** Begin **

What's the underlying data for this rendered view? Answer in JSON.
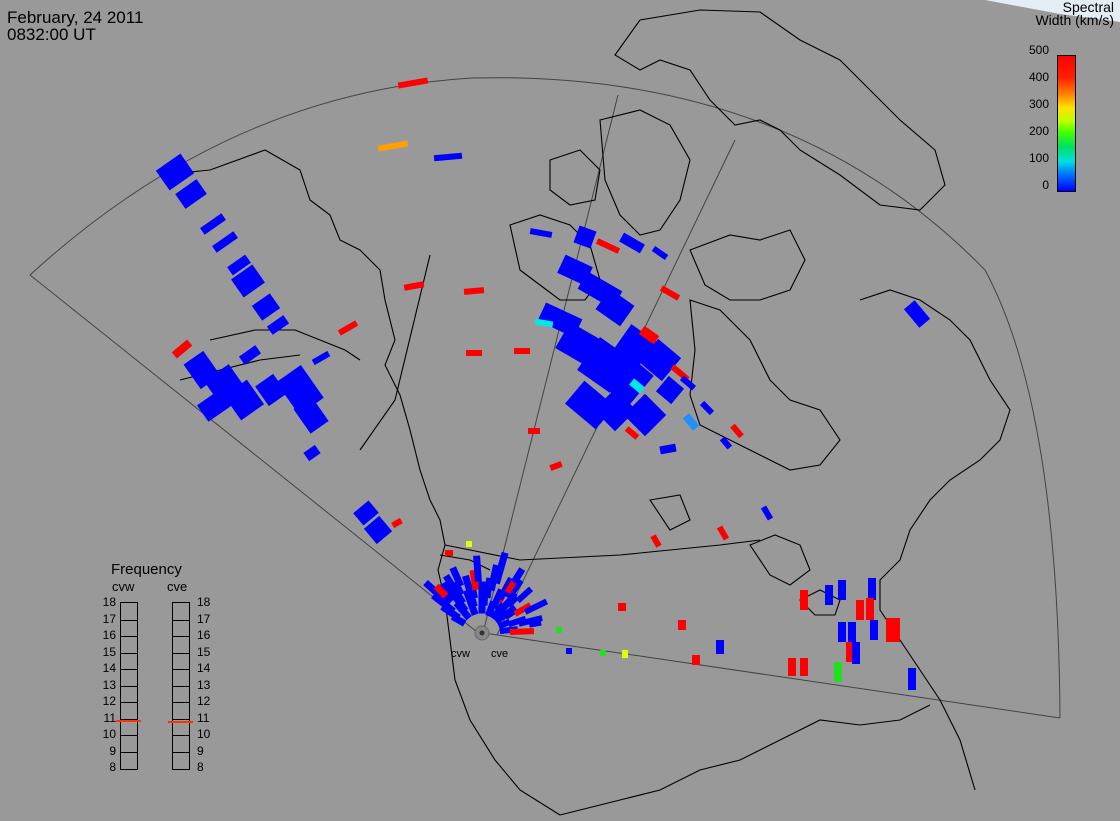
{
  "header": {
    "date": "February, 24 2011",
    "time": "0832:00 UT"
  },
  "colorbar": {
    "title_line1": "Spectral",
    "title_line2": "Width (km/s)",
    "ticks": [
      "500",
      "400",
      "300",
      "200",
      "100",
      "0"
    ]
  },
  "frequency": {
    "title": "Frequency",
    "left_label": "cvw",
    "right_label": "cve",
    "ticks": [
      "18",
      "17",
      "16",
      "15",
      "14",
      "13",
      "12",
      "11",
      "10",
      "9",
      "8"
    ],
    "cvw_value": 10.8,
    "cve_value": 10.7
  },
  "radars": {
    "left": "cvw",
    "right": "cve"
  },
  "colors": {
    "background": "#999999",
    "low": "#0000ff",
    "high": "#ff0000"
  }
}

** End **
** Begin **

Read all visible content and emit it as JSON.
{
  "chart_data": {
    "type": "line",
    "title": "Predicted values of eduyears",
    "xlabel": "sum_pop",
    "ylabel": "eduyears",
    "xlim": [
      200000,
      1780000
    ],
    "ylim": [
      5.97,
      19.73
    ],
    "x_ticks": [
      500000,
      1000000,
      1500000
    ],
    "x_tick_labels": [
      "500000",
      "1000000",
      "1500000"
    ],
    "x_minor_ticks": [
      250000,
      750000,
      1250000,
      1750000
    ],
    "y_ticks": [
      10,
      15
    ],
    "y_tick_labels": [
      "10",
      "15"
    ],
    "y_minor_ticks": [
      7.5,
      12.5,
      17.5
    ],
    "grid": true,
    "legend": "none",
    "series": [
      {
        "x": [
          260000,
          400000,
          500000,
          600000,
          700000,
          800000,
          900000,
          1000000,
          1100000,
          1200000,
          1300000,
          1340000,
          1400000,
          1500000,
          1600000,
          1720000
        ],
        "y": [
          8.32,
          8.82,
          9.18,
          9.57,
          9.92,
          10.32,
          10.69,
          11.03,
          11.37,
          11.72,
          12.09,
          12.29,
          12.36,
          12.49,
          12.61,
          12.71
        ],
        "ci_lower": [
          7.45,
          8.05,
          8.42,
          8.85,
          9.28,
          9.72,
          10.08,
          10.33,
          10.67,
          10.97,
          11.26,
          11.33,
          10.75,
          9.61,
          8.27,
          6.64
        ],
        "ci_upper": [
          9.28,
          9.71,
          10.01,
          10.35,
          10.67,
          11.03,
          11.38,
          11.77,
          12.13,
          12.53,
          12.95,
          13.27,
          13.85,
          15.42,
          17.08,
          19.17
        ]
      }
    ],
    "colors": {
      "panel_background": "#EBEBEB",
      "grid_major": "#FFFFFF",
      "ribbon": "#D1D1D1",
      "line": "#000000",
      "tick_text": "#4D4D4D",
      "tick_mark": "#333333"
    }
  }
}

** End **
** Begin **

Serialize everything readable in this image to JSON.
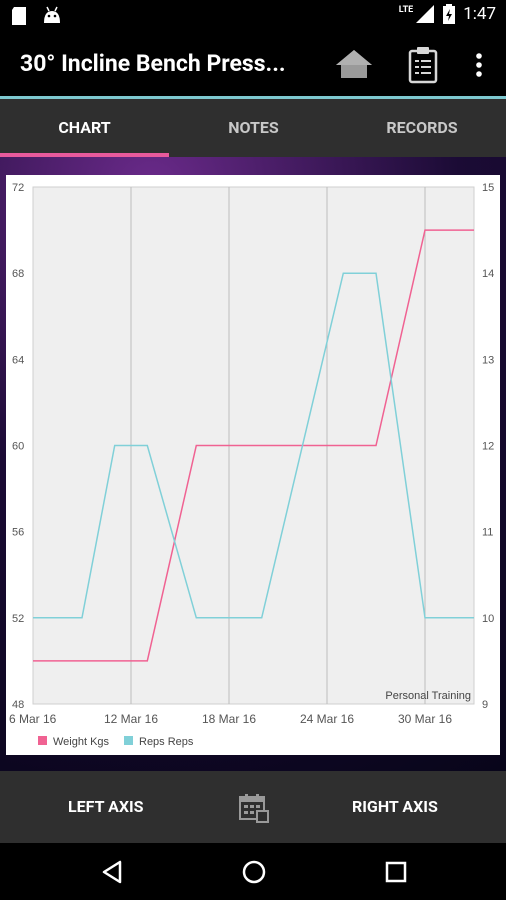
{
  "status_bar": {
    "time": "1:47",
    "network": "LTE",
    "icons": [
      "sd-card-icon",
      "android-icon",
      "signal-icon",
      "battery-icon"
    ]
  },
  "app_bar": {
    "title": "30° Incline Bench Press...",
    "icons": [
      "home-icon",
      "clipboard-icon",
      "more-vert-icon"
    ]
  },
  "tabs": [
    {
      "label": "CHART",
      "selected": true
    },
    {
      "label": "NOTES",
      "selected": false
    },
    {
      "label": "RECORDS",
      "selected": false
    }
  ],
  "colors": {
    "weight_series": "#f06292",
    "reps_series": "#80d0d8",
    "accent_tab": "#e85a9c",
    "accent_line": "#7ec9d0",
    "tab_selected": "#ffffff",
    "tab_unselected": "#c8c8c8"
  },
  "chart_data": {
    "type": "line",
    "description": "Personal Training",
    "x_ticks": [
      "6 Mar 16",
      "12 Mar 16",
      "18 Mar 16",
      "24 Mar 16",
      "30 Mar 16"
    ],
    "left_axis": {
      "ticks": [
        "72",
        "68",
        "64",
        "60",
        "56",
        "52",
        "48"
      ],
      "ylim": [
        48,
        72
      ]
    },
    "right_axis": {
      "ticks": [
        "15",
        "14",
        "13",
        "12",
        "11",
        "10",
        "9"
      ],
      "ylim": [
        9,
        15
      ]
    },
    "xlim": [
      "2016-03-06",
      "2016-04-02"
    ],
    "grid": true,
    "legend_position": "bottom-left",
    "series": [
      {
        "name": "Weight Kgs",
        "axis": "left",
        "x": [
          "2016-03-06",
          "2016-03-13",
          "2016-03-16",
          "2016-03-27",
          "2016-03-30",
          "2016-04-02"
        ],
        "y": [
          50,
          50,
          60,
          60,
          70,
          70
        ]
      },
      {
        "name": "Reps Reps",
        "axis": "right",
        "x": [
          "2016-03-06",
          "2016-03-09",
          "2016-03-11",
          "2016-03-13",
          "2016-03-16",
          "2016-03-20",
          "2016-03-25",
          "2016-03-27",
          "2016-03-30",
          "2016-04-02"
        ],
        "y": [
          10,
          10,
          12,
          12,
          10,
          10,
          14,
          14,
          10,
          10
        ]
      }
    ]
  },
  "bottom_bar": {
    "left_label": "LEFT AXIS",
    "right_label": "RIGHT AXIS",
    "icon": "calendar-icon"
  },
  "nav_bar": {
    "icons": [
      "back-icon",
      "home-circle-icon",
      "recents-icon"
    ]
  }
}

** End **

* Exercise *
Return each line in the records that holds the string "JSON".

* Complete output *
What's the underlying data for this rendered view? Answer in JSON.
Read all visible content and emit it as JSON.
Serialize everything readable in this image to JSON.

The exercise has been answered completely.